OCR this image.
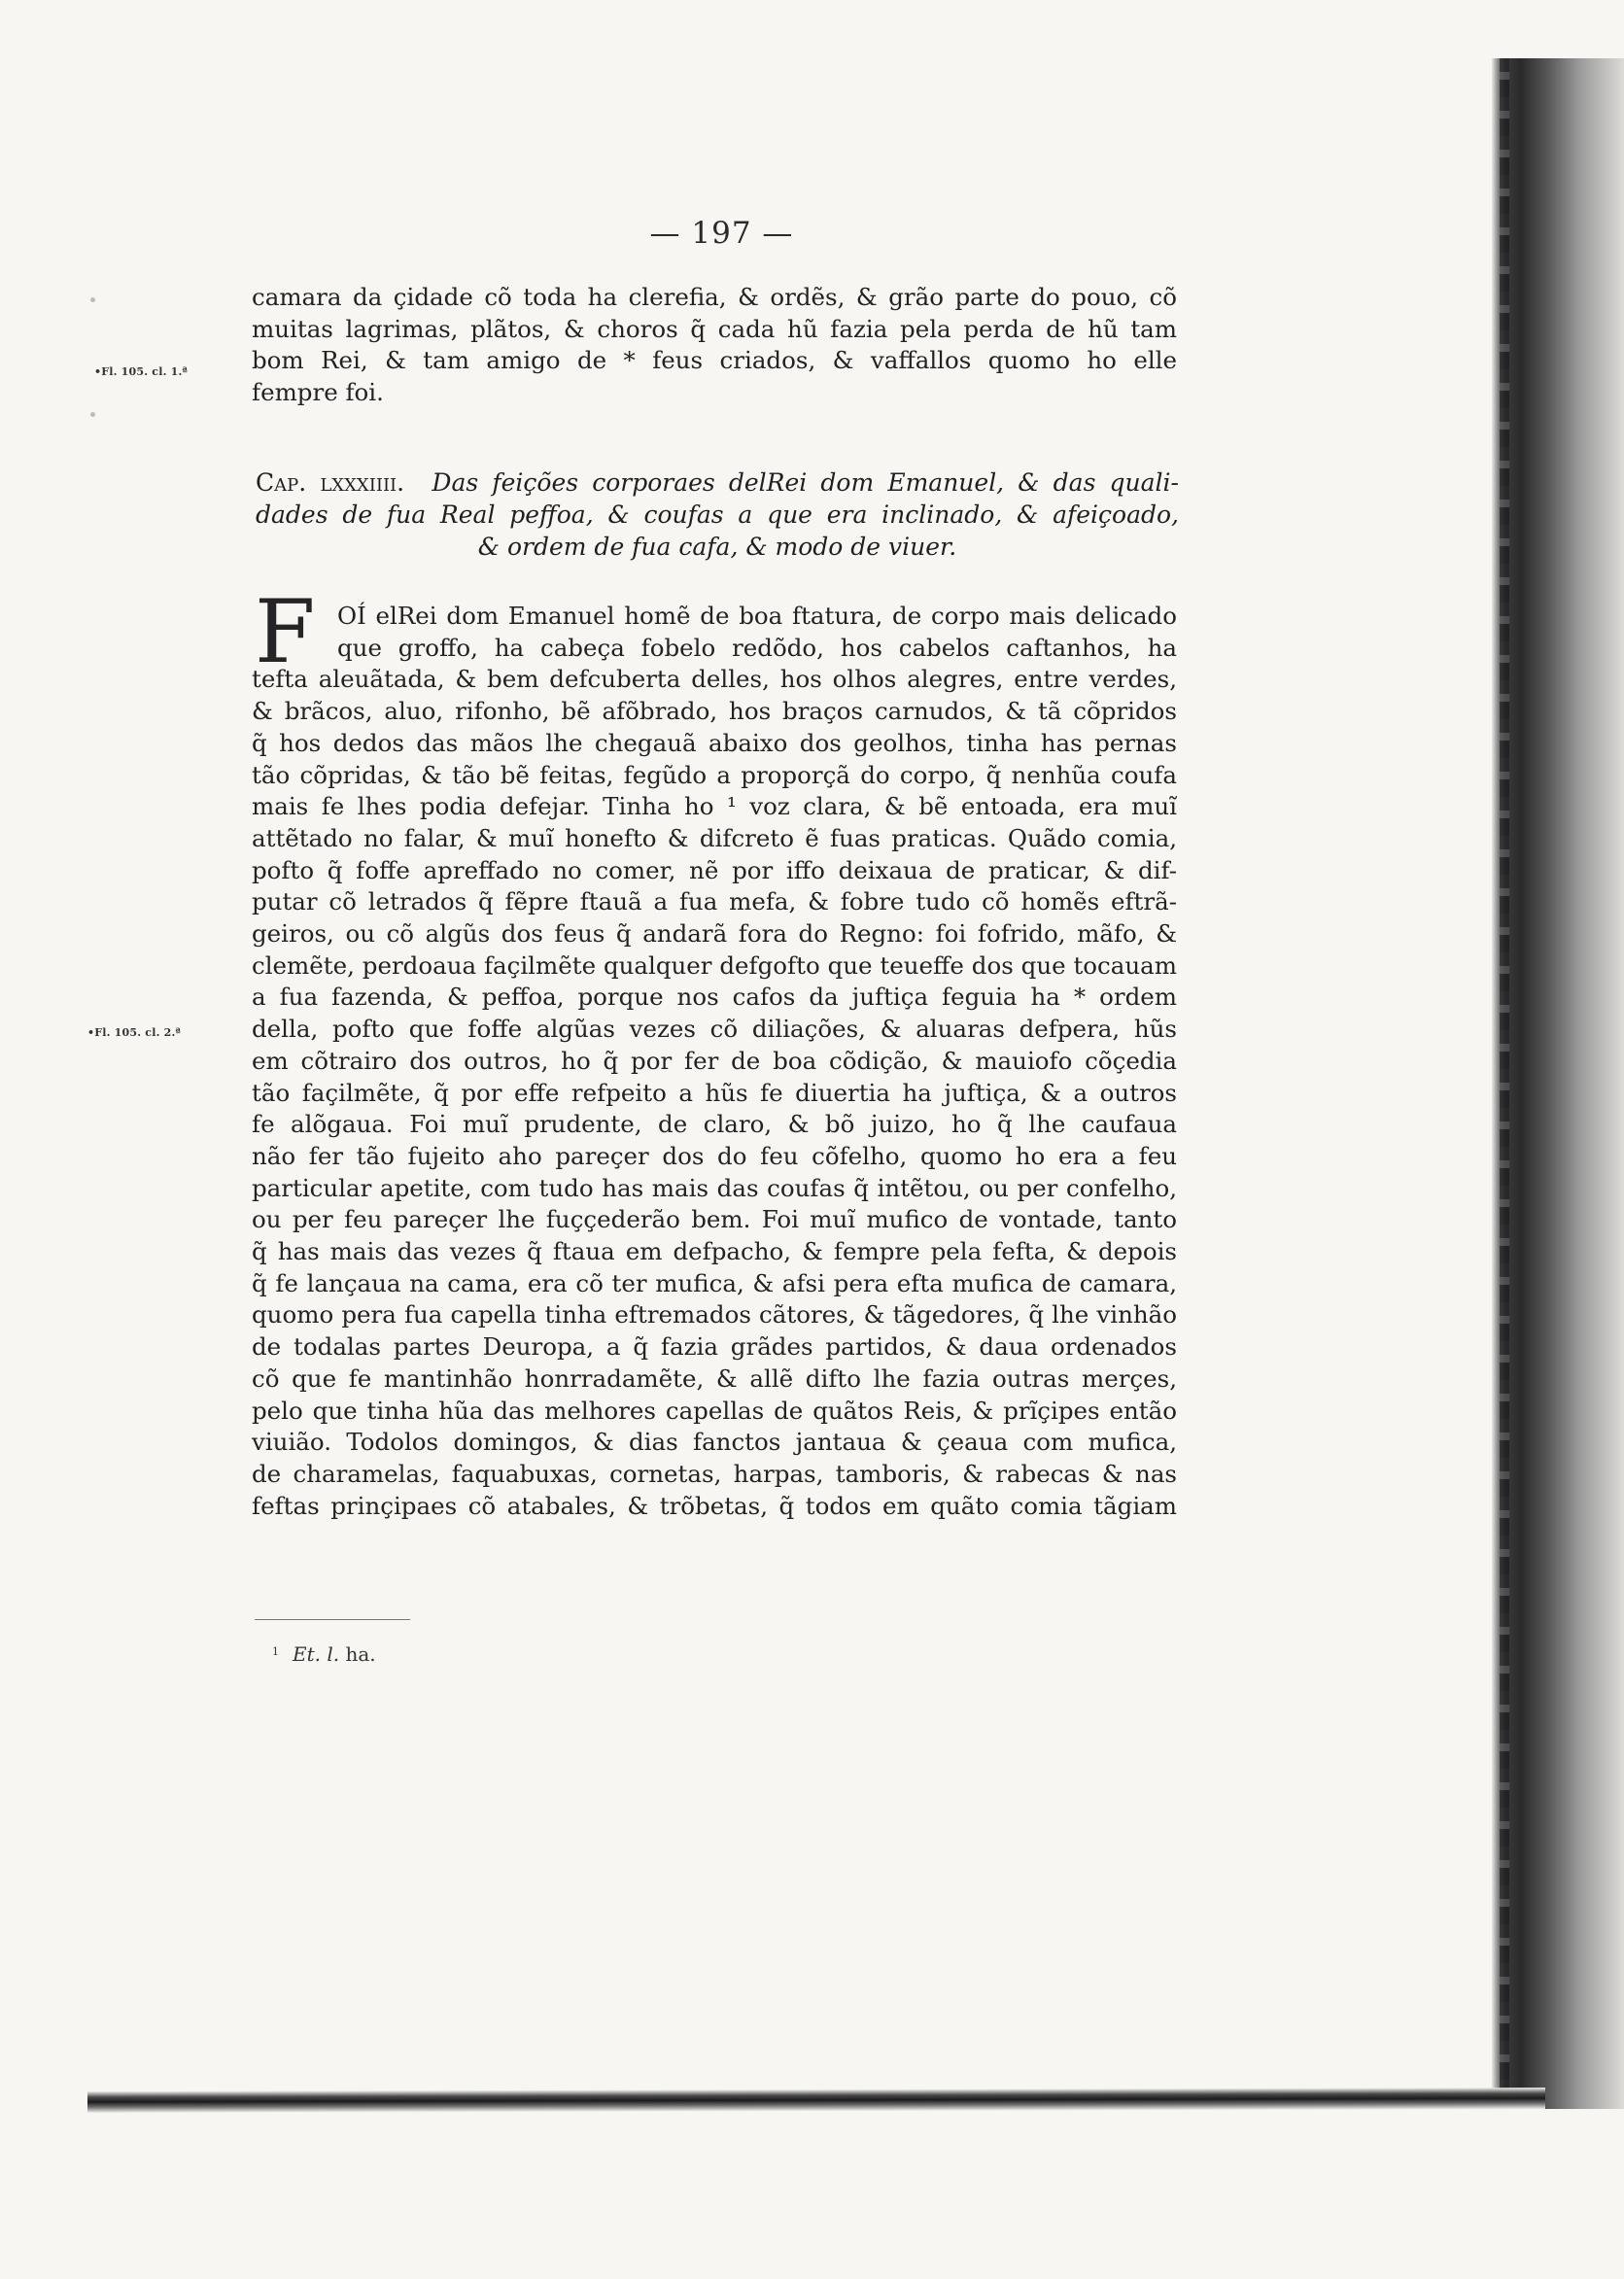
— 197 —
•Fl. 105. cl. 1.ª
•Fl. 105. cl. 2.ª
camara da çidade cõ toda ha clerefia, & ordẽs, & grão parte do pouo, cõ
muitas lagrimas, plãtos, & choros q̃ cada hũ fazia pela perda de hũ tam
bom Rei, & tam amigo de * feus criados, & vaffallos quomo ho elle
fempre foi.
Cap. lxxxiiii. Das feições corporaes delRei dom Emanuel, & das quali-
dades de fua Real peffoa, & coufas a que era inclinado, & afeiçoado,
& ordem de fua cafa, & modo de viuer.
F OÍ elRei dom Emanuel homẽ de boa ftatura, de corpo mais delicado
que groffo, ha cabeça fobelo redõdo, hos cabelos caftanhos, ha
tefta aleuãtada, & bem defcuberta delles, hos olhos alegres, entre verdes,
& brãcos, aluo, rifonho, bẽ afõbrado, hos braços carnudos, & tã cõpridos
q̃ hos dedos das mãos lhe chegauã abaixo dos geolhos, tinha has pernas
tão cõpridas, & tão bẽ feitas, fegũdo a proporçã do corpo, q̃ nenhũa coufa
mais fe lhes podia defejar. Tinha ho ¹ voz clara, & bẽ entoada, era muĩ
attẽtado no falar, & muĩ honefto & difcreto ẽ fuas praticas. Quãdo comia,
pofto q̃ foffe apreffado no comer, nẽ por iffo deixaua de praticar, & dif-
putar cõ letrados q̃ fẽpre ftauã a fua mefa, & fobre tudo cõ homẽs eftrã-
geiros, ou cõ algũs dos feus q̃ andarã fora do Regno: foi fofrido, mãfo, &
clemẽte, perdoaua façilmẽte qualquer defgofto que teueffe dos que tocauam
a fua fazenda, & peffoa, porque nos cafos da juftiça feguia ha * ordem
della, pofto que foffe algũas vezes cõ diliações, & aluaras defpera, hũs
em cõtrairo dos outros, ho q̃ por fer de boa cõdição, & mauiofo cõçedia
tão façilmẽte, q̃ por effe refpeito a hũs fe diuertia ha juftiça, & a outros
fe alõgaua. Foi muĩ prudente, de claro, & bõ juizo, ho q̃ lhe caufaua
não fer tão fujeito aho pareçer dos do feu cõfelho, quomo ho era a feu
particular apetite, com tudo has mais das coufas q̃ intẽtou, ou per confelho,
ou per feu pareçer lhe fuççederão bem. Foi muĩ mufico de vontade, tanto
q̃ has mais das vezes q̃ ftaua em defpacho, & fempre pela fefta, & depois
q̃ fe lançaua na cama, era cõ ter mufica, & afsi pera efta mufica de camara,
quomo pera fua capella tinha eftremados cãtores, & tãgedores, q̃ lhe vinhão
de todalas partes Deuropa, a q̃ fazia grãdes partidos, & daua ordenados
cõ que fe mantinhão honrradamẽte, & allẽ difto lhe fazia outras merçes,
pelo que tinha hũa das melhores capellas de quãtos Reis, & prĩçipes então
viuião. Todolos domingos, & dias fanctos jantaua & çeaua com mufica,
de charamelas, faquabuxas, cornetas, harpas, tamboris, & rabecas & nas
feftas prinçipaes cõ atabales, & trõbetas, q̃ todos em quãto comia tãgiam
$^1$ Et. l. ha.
- - - - - - -
EXERCISE DESCRIPTION:
Show every line where the string "quomo" appears.

SOLUTION:
bom Rei, & tam amigo de * feus criados, & vaffallos quomo ho elle
não fer tão fujeito aho pareçer dos do feu cõfelho, quomo ho era a feu
quomo pera fua capella tinha eftremados cãtores, & tãgedores, q̃ lhe vinhão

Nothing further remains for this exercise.